■ **Do this**: Could you transcribe every record below exactly as written, leaving out any pictures?

* start Supplied entries *

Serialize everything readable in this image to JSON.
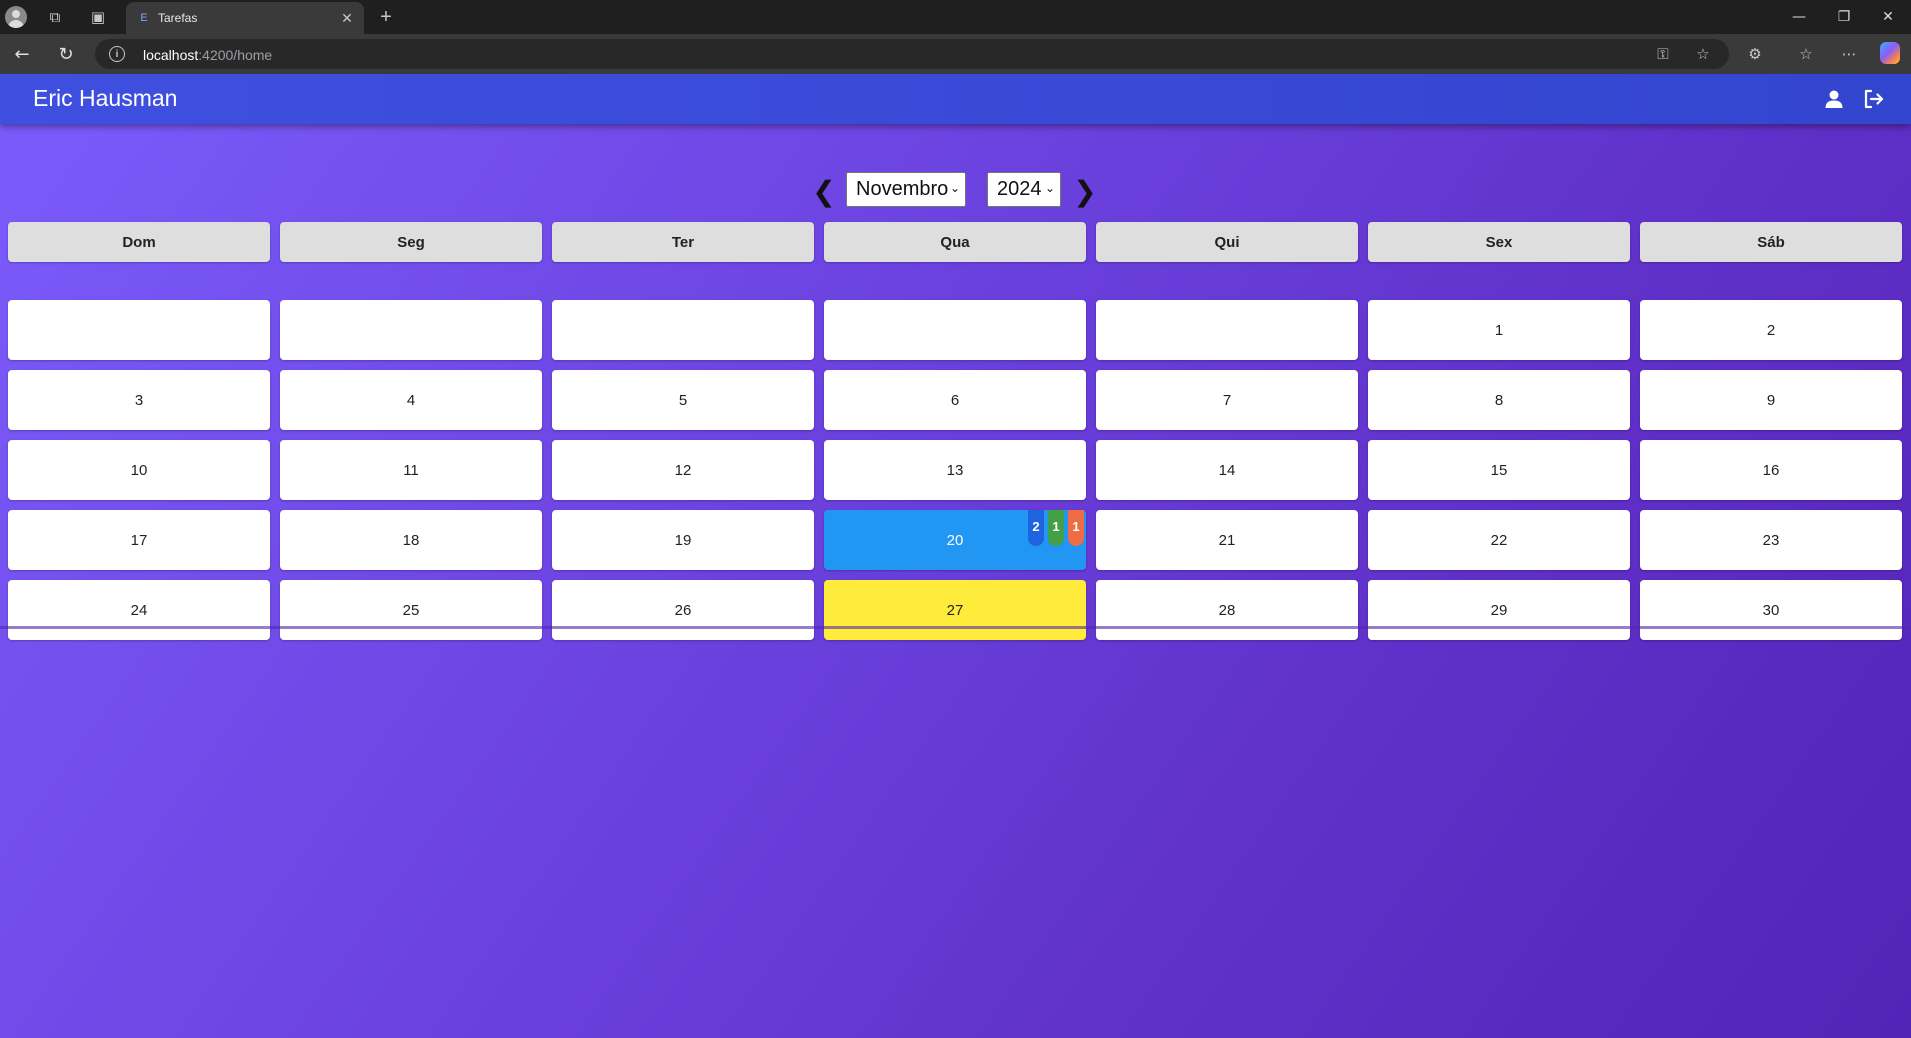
{
  "browser": {
    "tab_title": "Tarefas",
    "tab_favicon": "E",
    "url_host": "localhost",
    "url_rest": ":4200/home"
  },
  "header": {
    "user_name": "Eric Hausman"
  },
  "month_nav": {
    "month": "Novembro",
    "year": "2024"
  },
  "weekdays": [
    "Dom",
    "Seg",
    "Ter",
    "Qua",
    "Qui",
    "Sex",
    "Sáb"
  ],
  "days": [
    "",
    "",
    "",
    "",
    "",
    "1",
    "2",
    "3",
    "4",
    "5",
    "6",
    "7",
    "8",
    "9",
    "10",
    "11",
    "12",
    "13",
    "14",
    "15",
    "16",
    "17",
    "18",
    "19",
    "20",
    "21",
    "22",
    "23",
    "24",
    "25",
    "26",
    "27",
    "28",
    "29",
    "30"
  ],
  "selected_day": "20",
  "today_day": "27",
  "badges": [
    {
      "count": "2",
      "color": "#1e63e0"
    },
    {
      "count": "1",
      "color": "#43a047"
    },
    {
      "count": "1",
      "color": "#ef6c45"
    }
  ],
  "colors": {
    "header": "#3f4fe0",
    "selected": "#2196f3",
    "today": "#ffeb3b"
  }
}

* end Supplied entries *

■ **Exercise solution**:
Serialize everything readable in this image to JSON.
{
  "browser": {
    "tab_title": "Tarefas",
    "tab_favicon": "E",
    "url_host": "localhost",
    "url_rest": ":4200/home"
  },
  "header": {
    "user_name": "Eric Hausman"
  },
  "month_nav": {
    "month": "Novembro",
    "year": "2024"
  },
  "weekdays": [
    "Dom",
    "Seg",
    "Ter",
    "Qua",
    "Qui",
    "Sex",
    "Sáb"
  ],
  "days": [
    "",
    "",
    "",
    "",
    "",
    "1",
    "2",
    "3",
    "4",
    "5",
    "6",
    "7",
    "8",
    "9",
    "10",
    "11",
    "12",
    "13",
    "14",
    "15",
    "16",
    "17",
    "18",
    "19",
    "20",
    "21",
    "22",
    "23",
    "24",
    "25",
    "26",
    "27",
    "28",
    "29",
    "30"
  ],
  "selected_day": "20",
  "today_day": "27",
  "badges": [
    {
      "count": "2",
      "color": "#1e63e0"
    },
    {
      "count": "1",
      "color": "#43a047"
    },
    {
      "count": "1",
      "color": "#ef6c45"
    }
  ],
  "colors": {
    "header": "#3f4fe0",
    "selected": "#2196f3",
    "today": "#ffeb3b"
  }
}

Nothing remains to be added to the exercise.